THE PROBLEM: Decide whether each statement agrees with the passage below on the Java memory model, answering yes or no and quoting the deciding words of the passage: (a) an execution has a time order among its actions; (b) a sequentially consistent execution always has a definite execution order; (c) each instruction in a program is executed exactly once.

DOCUMENT:
★ ★ ★

A program whose sequentially consistent execution don't contain data races is guaranteed not to contain data races in any execution, sequentially consistent or not. As the JLS says,

This is an extremely strong guarantee for programmers. Programmers do not need to reason about reorderings to determine that their code contains data races. Therefore they do not need to reason about reorderings when determining whether their code is correctly synchronized. Once the determination that the code is correctly synchronized is made, the programmer does not need to worry that reorderings will affect his or her code.

So please note that the definition of a correctly synchronized program is narrowed down to only sequentially consistent executions as a courtesy to the programmer, giving him the strong guarantee that sequentially consistent executions are the only ones he or she needs to reason about and all other executions will automatically have the same guarantee.

UPDATE

It is easy to get lost in the terminology used by the JMM and subtle misinterpretations result in deep misunderstandings later on. Therefore take these to heart:

  • an execution is simply a set of inter-thread actions. There is no a priori order to it. In particular, there is no time order to it.

This is a counterintuitive definition, so we must be careful about it: each time we say execution, we must be sure to imagine a bag of actions, never a string of them. Whenever we define a partial order, we should imagine several bags lined up.

  • a program contains instructions to perform actions. Each such instruction can be executed zero or more times, contributing zero or more distinct actions to the particular execution;
  • an execution may or may not have an execution order, which is a total order over all actions;
  • a sequentially consistent execution is what you would get if all your shared variables were volatile. This kind of execution always has a definite execution order;
  • a sequentially inconsistent execution is your real-world execution of a program: non-volatile variables are involved and the compiler reorders reads and writes, there are caches, thread-local stores, etc.

★ ★ ★

DATA SECTION:
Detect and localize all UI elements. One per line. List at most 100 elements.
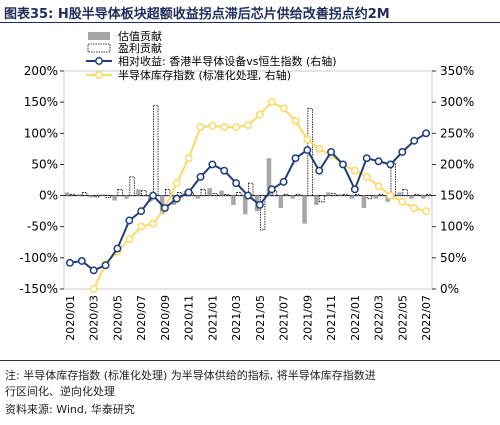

★ ★ ★

FULL RESPONSE:
(a) No: "In particular, there is no time order to it."
(b) Yes: "This kind of execution always has a definite execution order"
(c) No: "Each such instruction can be executed zero or more times"